§ **GOAL**
Every record should be written out exactly, please.

## begin

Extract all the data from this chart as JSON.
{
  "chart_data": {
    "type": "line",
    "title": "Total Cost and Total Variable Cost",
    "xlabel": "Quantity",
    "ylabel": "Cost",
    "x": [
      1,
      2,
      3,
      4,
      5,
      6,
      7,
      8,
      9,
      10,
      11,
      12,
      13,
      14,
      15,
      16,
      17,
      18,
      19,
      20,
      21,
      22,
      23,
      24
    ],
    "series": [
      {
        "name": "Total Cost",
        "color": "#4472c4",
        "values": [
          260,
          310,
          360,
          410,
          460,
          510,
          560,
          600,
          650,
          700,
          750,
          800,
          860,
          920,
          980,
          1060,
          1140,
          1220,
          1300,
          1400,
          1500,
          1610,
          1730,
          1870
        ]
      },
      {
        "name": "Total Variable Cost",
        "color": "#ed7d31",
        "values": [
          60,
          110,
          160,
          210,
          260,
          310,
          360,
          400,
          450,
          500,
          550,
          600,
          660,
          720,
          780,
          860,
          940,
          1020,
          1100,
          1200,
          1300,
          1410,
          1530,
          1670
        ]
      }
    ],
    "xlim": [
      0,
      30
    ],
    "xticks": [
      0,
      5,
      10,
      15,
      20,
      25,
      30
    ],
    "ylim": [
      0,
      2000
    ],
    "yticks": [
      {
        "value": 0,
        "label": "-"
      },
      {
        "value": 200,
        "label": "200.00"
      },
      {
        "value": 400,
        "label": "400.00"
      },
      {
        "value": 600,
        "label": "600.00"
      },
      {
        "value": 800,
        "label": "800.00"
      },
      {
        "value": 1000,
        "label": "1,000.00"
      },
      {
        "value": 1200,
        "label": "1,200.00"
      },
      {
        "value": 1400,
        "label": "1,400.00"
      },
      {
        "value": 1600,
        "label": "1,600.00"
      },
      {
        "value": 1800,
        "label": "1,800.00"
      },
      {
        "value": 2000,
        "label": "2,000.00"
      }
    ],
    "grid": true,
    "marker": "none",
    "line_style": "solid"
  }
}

## end

§ **FINISHED EXERCISE**
Extract all the data from this chart as JSON.
{
  "chart_data": {
    "type": "line",
    "title": "Total Cost and Total Variable Cost",
    "xlabel": "Quantity",
    "ylabel": "Cost",
    "x": [
      1,
      2,
      3,
      4,
      5,
      6,
      7,
      8,
      9,
      10,
      11,
      12,
      13,
      14,
      15,
      16,
      17,
      18,
      19,
      20,
      21,
      22,
      23,
      24
    ],
    "series": [
      {
        "name": "Total Cost",
        "color": "#4472c4",
        "values": [
          260,
          310,
          360,
          410,
          460,
          510,
          560,
          600,
          650,
          700,
          750,
          800,
          860,
          920,
          980,
          1060,
          1140,
          1220,
          1300,
          1400,
          1500,
          1610,
          1730,
          1870
        ]
      },
      {
        "name": "Total Variable Cost",
        "color": "#ed7d31",
        "values": [
          60,
          110,
          160,
          210,
          260,
          310,
          360,
          400,
          450,
          500,
          550,
          600,
          660,
          720,
          780,
          860,
          940,
          1020,
          1100,
          1200,
          1300,
          1410,
          1530,
          1670
        ]
      }
    ],
    "xlim": [
      0,
      30
    ],
    "xticks": [
      0,
      5,
      10,
      15,
      20,
      25,
      30
    ],
    "ylim": [
      0,
      2000
    ],
    "yticks": [
      {
        "value": 0,
        "label": "-"
      },
      {
        "value": 200,
        "label": "200.00"
      },
      {
        "value": 400,
        "label": "400.00"
      },
      {
        "value": 600,
        "label": "600.00"
      },
      {
        "value": 800,
        "label": "800.00"
      },
      {
        "value": 1000,
        "label": "1,000.00"
      },
      {
        "value": 1200,
        "label": "1,200.00"
      },
      {
        "value": 1400,
        "label": "1,400.00"
      },
      {
        "value": 1600,
        "label": "1,600.00"
      },
      {
        "value": 1800,
        "label": "1,800.00"
      },
      {
        "value": 2000,
        "label": "2,000.00"
      }
    ],
    "grid": true,
    "marker": "none",
    "line_style": "solid"
  }
}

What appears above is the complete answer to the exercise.